■ **TASK INSTRUCTIONS**
Reproduce every entry below precisely; do not include the pictures.

A run of records:
================================

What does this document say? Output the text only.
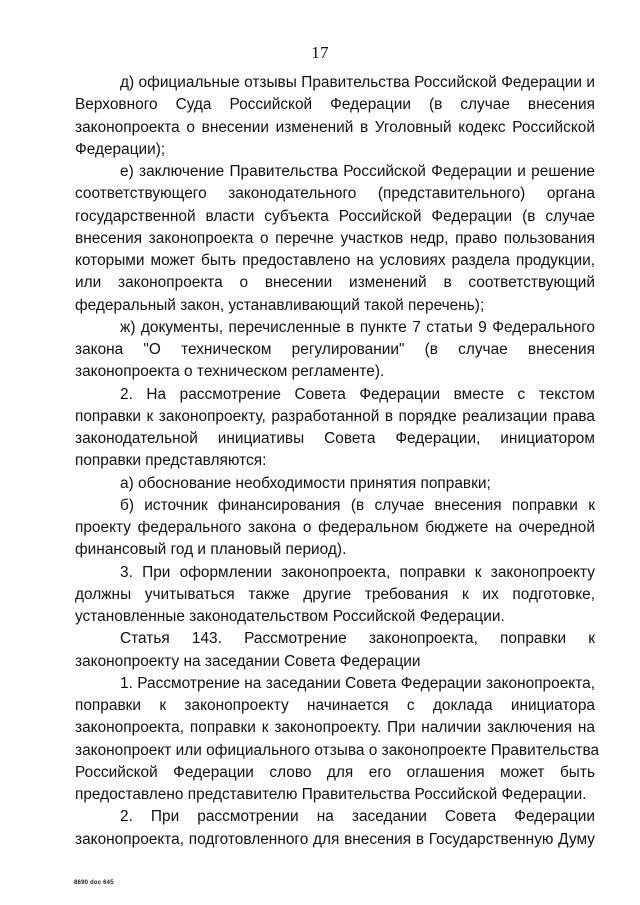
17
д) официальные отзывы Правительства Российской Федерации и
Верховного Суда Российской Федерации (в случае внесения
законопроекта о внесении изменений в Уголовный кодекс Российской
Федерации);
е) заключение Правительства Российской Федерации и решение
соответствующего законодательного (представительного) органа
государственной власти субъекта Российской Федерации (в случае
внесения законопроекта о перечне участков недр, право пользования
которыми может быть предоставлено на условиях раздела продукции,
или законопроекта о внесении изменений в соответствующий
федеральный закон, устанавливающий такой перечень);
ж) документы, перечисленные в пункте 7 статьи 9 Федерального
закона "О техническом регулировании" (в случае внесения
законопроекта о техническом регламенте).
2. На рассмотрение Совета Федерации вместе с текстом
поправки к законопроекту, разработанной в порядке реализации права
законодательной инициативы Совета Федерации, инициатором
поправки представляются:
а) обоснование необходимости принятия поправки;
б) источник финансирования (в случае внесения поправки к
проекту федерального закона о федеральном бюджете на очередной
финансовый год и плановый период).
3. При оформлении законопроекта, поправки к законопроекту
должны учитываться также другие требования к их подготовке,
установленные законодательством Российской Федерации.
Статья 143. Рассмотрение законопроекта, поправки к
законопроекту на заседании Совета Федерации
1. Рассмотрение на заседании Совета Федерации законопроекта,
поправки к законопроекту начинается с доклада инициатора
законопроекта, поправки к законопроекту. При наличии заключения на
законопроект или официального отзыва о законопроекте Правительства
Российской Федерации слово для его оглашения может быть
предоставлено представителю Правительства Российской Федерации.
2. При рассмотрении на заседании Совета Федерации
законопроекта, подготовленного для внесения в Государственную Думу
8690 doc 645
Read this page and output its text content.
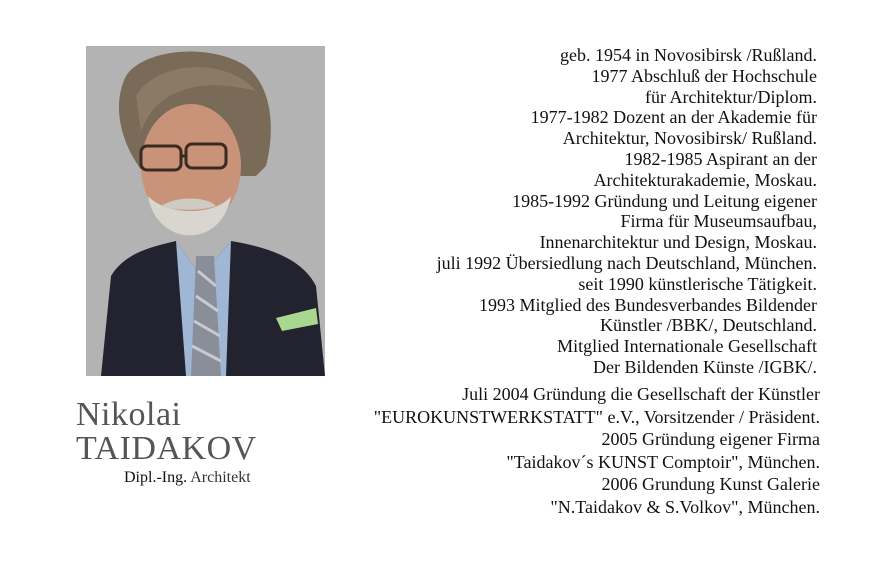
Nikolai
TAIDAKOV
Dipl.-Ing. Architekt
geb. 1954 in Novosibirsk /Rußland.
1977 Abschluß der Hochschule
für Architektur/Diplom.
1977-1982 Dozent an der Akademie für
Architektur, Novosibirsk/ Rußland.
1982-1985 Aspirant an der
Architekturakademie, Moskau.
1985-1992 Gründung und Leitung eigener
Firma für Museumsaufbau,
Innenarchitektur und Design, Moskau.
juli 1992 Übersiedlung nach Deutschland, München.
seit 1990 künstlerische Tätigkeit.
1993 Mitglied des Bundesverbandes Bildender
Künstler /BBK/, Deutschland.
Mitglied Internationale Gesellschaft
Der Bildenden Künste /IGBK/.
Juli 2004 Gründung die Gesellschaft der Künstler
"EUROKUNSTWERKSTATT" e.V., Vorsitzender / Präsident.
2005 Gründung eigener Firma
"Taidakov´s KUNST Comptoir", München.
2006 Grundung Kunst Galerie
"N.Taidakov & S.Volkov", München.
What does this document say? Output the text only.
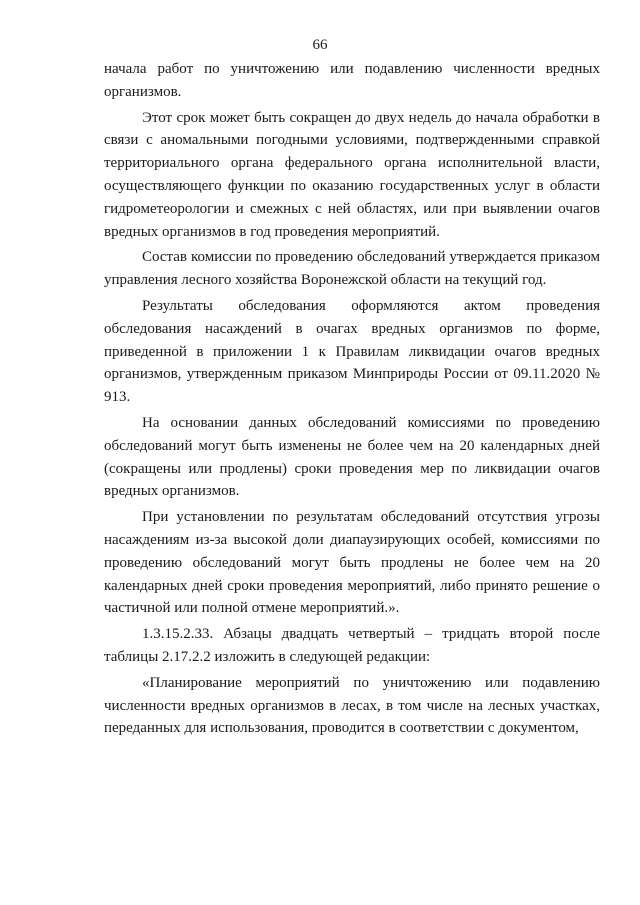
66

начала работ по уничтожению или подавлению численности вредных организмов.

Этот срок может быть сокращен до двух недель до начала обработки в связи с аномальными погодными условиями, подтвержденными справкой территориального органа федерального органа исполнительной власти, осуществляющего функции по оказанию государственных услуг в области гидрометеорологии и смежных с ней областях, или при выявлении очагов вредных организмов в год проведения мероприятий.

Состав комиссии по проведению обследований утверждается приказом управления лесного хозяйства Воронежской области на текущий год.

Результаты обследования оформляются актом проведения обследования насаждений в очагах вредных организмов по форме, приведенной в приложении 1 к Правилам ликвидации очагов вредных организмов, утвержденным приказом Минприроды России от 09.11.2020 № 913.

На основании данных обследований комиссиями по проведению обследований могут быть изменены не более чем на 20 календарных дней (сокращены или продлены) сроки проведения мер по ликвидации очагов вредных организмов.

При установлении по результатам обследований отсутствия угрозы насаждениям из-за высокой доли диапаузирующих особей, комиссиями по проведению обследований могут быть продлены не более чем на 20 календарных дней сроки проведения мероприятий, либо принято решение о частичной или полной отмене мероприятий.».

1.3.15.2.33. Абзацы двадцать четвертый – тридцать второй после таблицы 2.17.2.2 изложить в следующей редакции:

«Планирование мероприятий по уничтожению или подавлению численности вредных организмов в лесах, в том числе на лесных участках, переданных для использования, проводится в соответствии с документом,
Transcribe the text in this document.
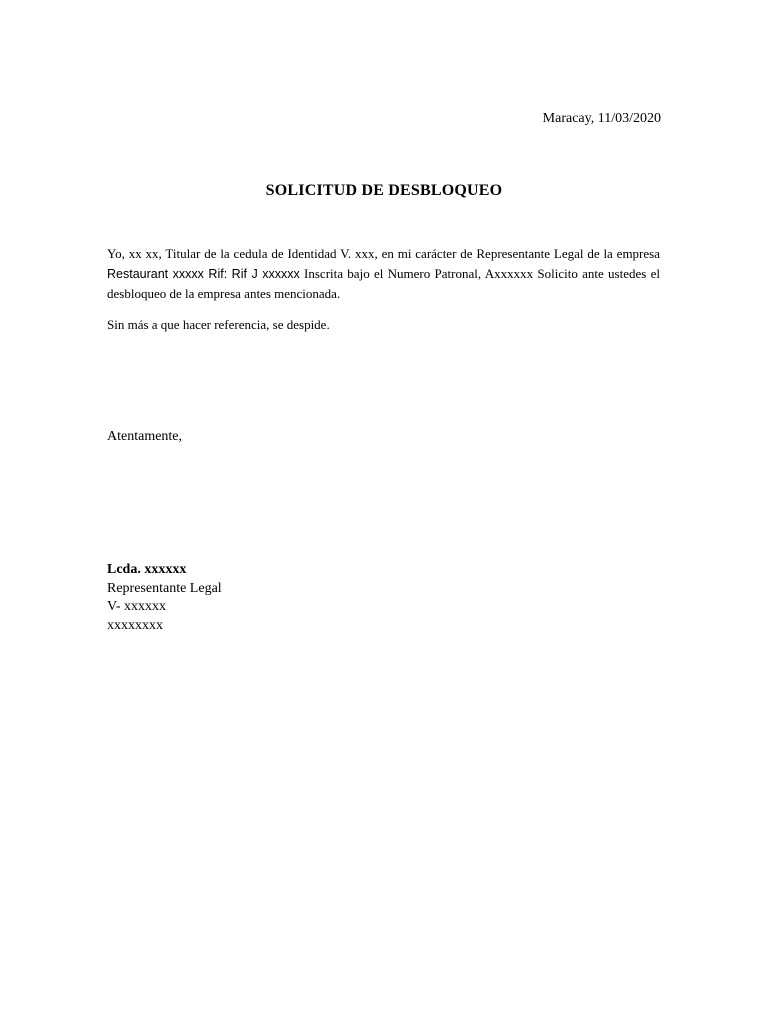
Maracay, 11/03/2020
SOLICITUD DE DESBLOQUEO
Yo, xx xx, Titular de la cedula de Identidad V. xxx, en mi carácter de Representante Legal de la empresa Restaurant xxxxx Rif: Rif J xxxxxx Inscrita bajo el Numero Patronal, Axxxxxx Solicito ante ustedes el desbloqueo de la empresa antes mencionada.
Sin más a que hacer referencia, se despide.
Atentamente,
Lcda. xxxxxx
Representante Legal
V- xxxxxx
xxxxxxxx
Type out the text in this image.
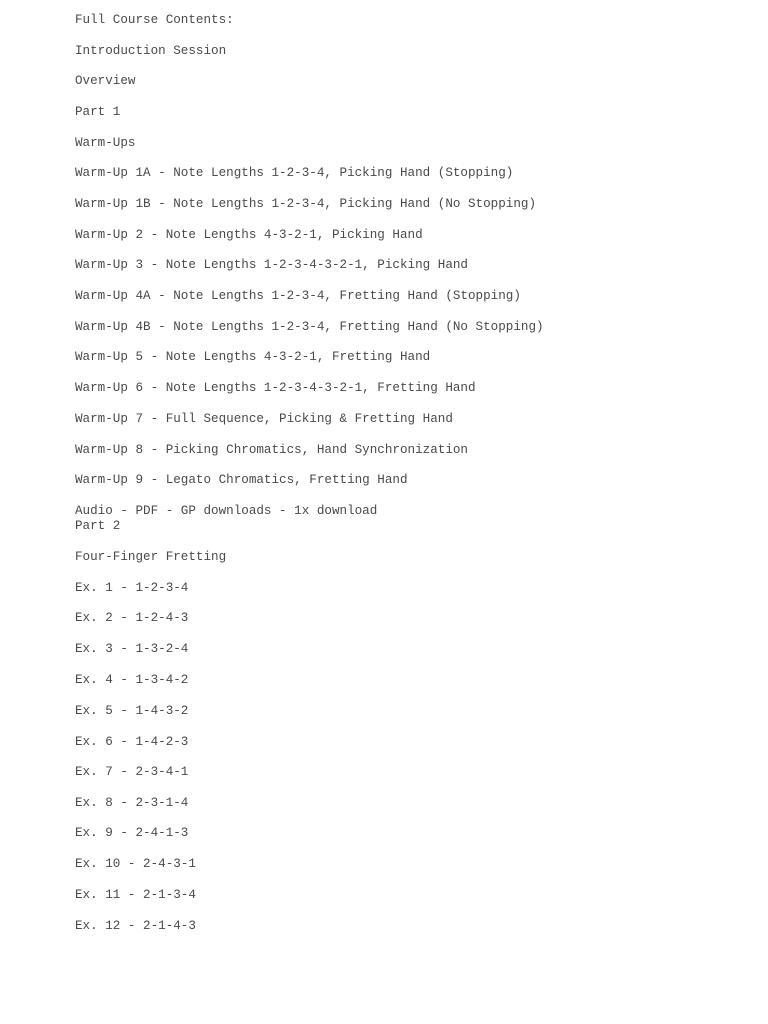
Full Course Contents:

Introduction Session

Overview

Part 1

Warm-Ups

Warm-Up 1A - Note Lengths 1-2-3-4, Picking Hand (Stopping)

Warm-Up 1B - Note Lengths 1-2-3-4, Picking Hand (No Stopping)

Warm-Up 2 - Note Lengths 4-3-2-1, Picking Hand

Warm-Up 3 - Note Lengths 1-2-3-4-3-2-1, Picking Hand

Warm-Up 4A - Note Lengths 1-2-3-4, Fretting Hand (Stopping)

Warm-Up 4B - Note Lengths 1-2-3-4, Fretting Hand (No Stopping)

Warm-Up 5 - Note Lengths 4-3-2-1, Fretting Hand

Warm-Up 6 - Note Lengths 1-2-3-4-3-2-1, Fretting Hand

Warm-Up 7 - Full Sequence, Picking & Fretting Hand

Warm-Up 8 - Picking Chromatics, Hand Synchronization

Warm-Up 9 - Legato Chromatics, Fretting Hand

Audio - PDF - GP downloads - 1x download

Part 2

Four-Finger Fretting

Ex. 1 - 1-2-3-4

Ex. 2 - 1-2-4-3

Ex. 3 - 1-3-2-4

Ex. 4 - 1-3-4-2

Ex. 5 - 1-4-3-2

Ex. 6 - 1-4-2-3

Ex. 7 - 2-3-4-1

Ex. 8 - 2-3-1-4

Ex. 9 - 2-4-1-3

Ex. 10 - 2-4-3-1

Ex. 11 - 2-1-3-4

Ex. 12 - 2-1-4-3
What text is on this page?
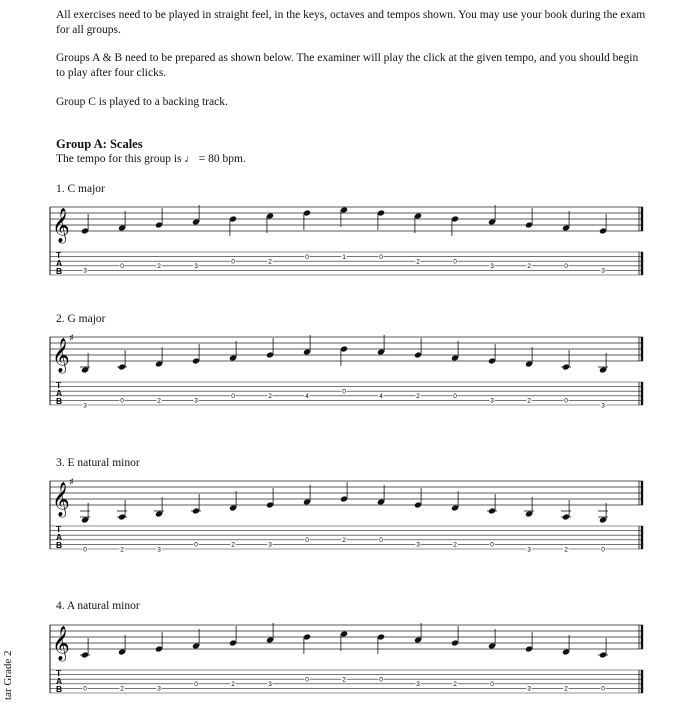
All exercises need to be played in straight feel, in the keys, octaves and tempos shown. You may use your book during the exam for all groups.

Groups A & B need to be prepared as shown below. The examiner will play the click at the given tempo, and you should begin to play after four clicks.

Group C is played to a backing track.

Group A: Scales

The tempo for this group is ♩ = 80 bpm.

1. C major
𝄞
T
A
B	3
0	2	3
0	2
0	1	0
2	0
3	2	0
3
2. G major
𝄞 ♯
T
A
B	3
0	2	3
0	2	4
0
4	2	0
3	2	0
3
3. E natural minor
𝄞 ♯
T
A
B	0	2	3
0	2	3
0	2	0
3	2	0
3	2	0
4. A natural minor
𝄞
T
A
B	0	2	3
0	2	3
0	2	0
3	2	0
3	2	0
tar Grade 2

================================

■ **COMPLETE RESPONSE**
What does this document say? Output the text only.
17
д) официальные отзывы Правительства Российской Федерации и
Верховного Суда Российской Федерации (в случае внесения
законопроекта о внесении изменений в Уголовный кодекс Российской
Федерации);
е) заключение Правительства Российской Федерации и решение
соответствующего законодательного (представительного) органа
государственной власти субъекта Российской Федерации (в случае
внесения законопроекта о перечне участков недр, право пользования
которыми может быть предоставлено на условиях раздела продукции,
или законопроекта о внесении изменений в соответствующий
федеральный закон, устанавливающий такой перечень);
ж) документы, перечисленные в пункте 7 статьи 9 Федерального
закона "О техническом регулировании" (в случае внесения
законопроекта о техническом регламенте).
2. На рассмотрение Совета Федерации вместе с текстом
поправки к законопроекту, разработанной в порядке реализации права
законодательной инициативы Совета Федерации, инициатором
поправки представляются:
а) обоснование необходимости принятия поправки;
б) источник финансирования (в случае внесения поправки к
проекту федерального закона о федеральном бюджете на очередной
финансовый год и плановый период).
3. При оформлении законопроекта, поправки к законопроекту
должны учитываться также другие требования к их подготовке,
установленные законодательством Российской Федерации.
Статья 143. Рассмотрение законопроекта, поправки к
законопроекту на заседании Совета Федерации
1. Рассмотрение на заседании Совета Федерации законопроекта,
поправки к законопроекту начинается с доклада инициатора
законопроекта, поправки к законопроекту. При наличии заключения на
законопроект или официального отзыва о законопроекте Правительства
Российской Федерации слово для его оглашения может быть
предоставлено представителю Правительства Российской Федерации.
2. При рассмотрении на заседании Совета Федерации
законопроекта, подготовленного для внесения в Государственную Думу
8690 doc 645
Read this page and output its text content.
Nikolai
TAIDAKOV
Dipl.-Ing. Architekt
geb. 1954 in Novosibirsk /Rußland.
1977 Abschluß der Hochschule
für Architektur/Diplom.
1977-1982 Dozent an der Akademie für
Architektur, Novosibirsk/ Rußland.
1982-1985 Aspirant an der
Architekturakademie, Moskau.
1985-1992 Gründung und Leitung eigener
Firma für Museumsaufbau,
Innenarchitektur und Design, Moskau.
juli 1992 Übersiedlung nach Deutschland, München.
seit 1990 künstlerische Tätigkeit.
1993 Mitglied des Bundesverbandes Bildender
Künstler /BBK/, Deutschland.
Mitglied Internationale Gesellschaft
Der Bildenden Künste /IGBK/.
Juli 2004 Gründung die Gesellschaft der Künstler
"EUROKUNSTWERKSTATT" e.V., Vorsitzender / Präsident.
2005 Gründung eigener Firma
"Taidakov´s KUNST Comptoir", München.
2006 Grundung Kunst Galerie
"N.Taidakov & S.Volkov", München.
What does this document say? Output the text only.
66

начала работ по уничтожению или подавлению численности вредных организмов.

Этот срок может быть сокращен до двух недель до начала обработки в связи с аномальными погодными условиями, подтвержденными справкой территориального органа федерального органа исполнительной власти, осуществляющего функции по оказанию государственных услуг в области гидрометеорологии и смежных с ней областях, или при выявлении очагов вредных организмов в год проведения мероприятий.

Состав комиссии по проведению обследований утверждается приказом управления лесного хозяйства Воронежской области на текущий год.

Результаты обследования оформляются актом проведения обследования насаждений в очагах вредных организмов по форме, приведенной в приложении 1 к Правилам ликвидации очагов вредных организмов, утвержденным приказом Минприроды России от 09.11.2020 № 913.

На основании данных обследований комиссиями по проведению обследований могут быть изменены не более чем на 20 календарных дней (сокращены или продлены) сроки проведения мер по ликвидации очагов вредных организмов.

При установлении по результатам обследований отсутствия угрозы насаждениям из-за высокой доли диапаузирующих особей, комиссиями по проведению обследований могут быть продлены не более чем на 20 календарных дней сроки проведения мероприятий, либо принято решение о частичной или полной отмене мероприятий.».

1.3.15.2.33. Абзацы двадцать четвертый – тридцать второй после таблицы 2.17.2.2 изложить в следующей редакции:

«Планирование мероприятий по уничтожению или подавлению численности вредных организмов в лесах, в том числе на лесных участках, переданных для использования, проводится в соответствии с документом,
Transcribe the text in this document.
Maracay, 11/03/2020
SOLICITUD DE DESBLOQUEO
Yo, xx xx, Titular de la cedula de Identidad V. xxx, en mi carácter de Representante Legal de la empresa Restaurant xxxxx Rif: Rif J xxxxxx Inscrita bajo el Numero Patronal, Axxxxxx Solicito ante ustedes el desbloqueo de la empresa antes mencionada.
Sin más a que hacer referencia, se despide.
Atentamente,
Lcda. xxxxxx
Representante Legal
V- xxxxxx
xxxxxxxx
Type out the text in this image.
Full Course Contents:

Introduction Session

Overview

Part 1

Warm-Ups

Warm-Up 1A - Note Lengths 1-2-3-4, Picking Hand (Stopping)

Warm-Up 1B - Note Lengths 1-2-3-4, Picking Hand (No Stopping)

Warm-Up 2 - Note Lengths 4-3-2-1, Picking Hand

Warm-Up 3 - Note Lengths 1-2-3-4-3-2-1, Picking Hand

Warm-Up 4A - Note Lengths 1-2-3-4, Fretting Hand (Stopping)

Warm-Up 4B - Note Lengths 1-2-3-4, Fretting Hand (No Stopping)

Warm-Up 5 - Note Lengths 4-3-2-1, Fretting Hand

Warm-Up 6 - Note Lengths 1-2-3-4-3-2-1, Fretting Hand

Warm-Up 7 - Full Sequence, Picking & Fretting Hand

Warm-Up 8 - Picking Chromatics, Hand Synchronization

Warm-Up 9 - Legato Chromatics, Fretting Hand

Audio - PDF - GP downloads - 1x download

Part 2

Four-Finger Fretting

Ex. 1 - 1-2-3-4

Ex. 2 - 1-2-4-3

Ex. 3 - 1-3-2-4

Ex. 4 - 1-3-4-2

Ex. 5 - 1-4-3-2

Ex. 6 - 1-4-2-3

Ex. 7 - 2-3-4-1

Ex. 8 - 2-3-1-4

Ex. 9 - 2-4-1-3

Ex. 10 - 2-4-3-1

Ex. 11 - 2-1-3-4

Ex. 12 - 2-1-4-3
What text is on this page?
All exercises need to be played in straight feel, in the keys, octaves and tempos shown. You may use your book during the exam for all groups.

Groups A & B need to be prepared as shown below. The examiner will play the click at the given tempo, and you should begin to play after four clicks.

Group C is played to a backing track.

Group A: Scales

The tempo for this group is ♩ = 80 bpm.

1. C major
𝄞
T
A
B	3
0	2	3
0	2
0	1	0
2	0
3	2	0
3
2. G major
𝄞 ♯
T
A
B	3
0	2	3
0	2	4
0
4	2	0
3	2	0
3
3. E natural minor
𝄞 ♯
T
A
B	0	2	3
0	2	3
0	2	0
3	2	0
3	2	0
4. A natural minor
𝄞
T
A
B	0	2	3
0	2	3
0	2	0
3	2	0
3	2	0
tar Grade 2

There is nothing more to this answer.